## START Data supplied

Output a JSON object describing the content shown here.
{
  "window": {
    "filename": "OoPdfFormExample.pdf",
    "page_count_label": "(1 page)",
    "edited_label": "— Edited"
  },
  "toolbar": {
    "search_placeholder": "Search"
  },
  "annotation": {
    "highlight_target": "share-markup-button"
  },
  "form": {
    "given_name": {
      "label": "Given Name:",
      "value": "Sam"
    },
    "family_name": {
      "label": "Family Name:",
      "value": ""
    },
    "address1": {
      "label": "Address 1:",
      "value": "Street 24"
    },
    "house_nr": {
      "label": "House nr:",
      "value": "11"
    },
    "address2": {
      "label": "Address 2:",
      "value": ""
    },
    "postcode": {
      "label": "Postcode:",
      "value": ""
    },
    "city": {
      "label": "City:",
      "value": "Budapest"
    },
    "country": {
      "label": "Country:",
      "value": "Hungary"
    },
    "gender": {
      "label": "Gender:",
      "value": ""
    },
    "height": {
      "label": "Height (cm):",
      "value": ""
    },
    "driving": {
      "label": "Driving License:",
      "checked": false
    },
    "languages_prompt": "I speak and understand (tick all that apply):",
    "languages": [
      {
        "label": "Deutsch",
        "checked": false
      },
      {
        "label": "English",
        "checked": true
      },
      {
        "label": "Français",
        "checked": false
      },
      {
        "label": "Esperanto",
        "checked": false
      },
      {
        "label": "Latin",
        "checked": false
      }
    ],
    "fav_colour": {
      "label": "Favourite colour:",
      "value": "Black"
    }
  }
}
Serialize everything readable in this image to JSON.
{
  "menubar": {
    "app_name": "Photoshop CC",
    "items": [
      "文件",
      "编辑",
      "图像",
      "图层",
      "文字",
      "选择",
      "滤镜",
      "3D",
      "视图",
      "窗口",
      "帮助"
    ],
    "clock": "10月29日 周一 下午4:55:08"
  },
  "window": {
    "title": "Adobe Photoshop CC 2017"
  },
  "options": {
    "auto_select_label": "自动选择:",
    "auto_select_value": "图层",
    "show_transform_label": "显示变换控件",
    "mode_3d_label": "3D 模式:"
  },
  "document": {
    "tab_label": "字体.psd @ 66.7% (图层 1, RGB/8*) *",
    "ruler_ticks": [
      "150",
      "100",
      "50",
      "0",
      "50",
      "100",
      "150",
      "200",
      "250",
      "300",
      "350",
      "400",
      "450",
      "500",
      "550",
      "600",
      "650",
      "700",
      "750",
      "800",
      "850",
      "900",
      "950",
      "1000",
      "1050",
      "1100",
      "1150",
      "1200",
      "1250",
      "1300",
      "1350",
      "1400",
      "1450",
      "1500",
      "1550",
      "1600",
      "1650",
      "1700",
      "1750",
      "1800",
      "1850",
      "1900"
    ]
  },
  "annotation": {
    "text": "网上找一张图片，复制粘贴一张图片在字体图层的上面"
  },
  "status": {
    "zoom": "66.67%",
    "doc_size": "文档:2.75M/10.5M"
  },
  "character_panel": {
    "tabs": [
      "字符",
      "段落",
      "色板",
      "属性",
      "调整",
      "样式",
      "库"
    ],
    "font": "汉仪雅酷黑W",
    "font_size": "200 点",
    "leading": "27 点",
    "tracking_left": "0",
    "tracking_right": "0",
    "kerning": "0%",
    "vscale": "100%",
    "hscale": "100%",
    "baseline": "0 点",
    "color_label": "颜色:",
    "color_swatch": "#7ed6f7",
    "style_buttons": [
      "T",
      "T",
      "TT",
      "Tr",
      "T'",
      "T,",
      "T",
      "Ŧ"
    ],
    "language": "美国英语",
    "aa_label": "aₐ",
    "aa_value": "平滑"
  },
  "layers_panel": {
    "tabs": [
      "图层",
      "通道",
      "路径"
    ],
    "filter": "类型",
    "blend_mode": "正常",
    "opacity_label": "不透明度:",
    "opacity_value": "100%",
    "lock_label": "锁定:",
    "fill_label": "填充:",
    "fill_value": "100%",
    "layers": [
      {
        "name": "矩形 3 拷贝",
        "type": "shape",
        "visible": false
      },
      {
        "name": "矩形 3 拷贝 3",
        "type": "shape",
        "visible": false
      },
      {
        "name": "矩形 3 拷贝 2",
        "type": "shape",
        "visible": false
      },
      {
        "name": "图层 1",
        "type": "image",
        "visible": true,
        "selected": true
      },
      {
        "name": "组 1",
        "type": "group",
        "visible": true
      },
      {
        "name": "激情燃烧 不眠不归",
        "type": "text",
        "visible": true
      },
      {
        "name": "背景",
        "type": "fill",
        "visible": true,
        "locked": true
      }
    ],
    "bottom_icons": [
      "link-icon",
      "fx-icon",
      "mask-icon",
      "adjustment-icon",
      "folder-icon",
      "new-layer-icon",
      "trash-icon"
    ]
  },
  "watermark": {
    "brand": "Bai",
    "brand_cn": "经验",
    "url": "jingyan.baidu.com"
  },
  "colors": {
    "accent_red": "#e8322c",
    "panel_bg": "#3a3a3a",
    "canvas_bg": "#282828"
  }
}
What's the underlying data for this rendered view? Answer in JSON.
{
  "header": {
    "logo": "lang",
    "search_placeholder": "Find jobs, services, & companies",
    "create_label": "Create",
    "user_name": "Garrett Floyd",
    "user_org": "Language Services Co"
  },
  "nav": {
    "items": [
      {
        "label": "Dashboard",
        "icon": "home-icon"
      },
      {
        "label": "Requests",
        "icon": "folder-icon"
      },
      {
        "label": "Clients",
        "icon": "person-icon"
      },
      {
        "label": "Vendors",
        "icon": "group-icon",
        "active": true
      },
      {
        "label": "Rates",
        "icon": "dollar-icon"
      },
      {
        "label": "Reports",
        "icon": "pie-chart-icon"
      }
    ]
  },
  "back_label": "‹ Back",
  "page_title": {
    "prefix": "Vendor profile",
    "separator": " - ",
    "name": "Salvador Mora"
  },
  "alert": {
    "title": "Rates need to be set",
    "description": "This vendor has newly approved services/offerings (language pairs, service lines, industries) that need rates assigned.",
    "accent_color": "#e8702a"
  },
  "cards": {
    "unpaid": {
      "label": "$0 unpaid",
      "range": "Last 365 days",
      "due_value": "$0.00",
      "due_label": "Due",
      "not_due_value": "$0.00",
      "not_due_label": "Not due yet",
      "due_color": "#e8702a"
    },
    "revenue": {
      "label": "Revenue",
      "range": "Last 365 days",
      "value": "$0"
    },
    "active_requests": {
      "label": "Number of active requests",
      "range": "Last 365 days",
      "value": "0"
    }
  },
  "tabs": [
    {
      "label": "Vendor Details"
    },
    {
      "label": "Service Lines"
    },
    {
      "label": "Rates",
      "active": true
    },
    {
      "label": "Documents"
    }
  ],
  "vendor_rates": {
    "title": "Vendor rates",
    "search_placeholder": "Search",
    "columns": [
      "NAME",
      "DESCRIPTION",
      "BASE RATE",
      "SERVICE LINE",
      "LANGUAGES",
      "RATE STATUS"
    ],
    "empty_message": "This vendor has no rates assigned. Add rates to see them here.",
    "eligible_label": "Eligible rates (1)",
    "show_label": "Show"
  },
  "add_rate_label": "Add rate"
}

## END Data supplied

Stated goal ->
Emit verbatim the lines running from the one with "What's the underlying" through the last line of the data, both endpoints inclusive.

Solution ->
What's the underlying data for this rendered view? Answer in JSON.
{
  "header": {
    "logo": "lang",
    "search_placeholder": "Find jobs, services, & companies",
    "create_label": "Create",
    "user_name": "Garrett Floyd",
    "user_org": "Language Services Co"
  },
  "nav": {
    "items": [
      {
        "label": "Dashboard",
        "icon": "home-icon"
      },
      {
        "label": "Requests",
        "icon": "folder-icon"
      },
      {
        "label": "Clients",
        "icon": "person-icon"
      },
      {
        "label": "Vendors",
        "icon": "group-icon",
        "active": true
      },
      {
        "label": "Rates",
        "icon": "dollar-icon"
      },
      {
        "label": "Reports",
        "icon": "pie-chart-icon"
      }
    ]
  },
  "back_label": "‹ Back",
  "page_title": {
    "prefix": "Vendor profile",
    "separator": " - ",
    "name": "Salvador Mora"
  },
  "alert": {
    "title": "Rates need to be set",
    "description": "This vendor has newly approved services/offerings (language pairs, service lines, industries) that need rates assigned.",
    "accent_color": "#e8702a"
  },
  "cards": {
    "unpaid": {
      "label": "$0 unpaid",
      "range": "Last 365 days",
      "due_value": "$0.00",
      "due_label": "Due",
      "not_due_value": "$0.00",
      "not_due_label": "Not due yet",
      "due_color": "#e8702a"
    },
    "revenue": {
      "label": "Revenue",
      "range": "Last 365 days",
      "value": "$0"
    },
    "active_requests": {
      "label": "Number of active requests",
      "range": "Last 365 days",
      "value": "0"
    }
  },
  "tabs": [
    {
      "label": "Vendor Details"
    },
    {
      "label": "Service Lines"
    },
    {
      "label": "Rates",
      "active": true
    },
    {
      "label": "Documents"
    }
  ],
  "vendor_rates": {
    "title": "Vendor rates",
    "search_placeholder": "Search",
    "columns": [
      "NAME",
      "DESCRIPTION",
      "BASE RATE",
      "SERVICE LINE",
      "LANGUAGES",
      "RATE STATUS"
    ],
    "empty_message": "This vendor has no rates assigned. Add rates to see them here.",
    "eligible_label": "Eligible rates (1)",
    "show_label": "Show"
  },
  "add_rate_label": "Add rate"
}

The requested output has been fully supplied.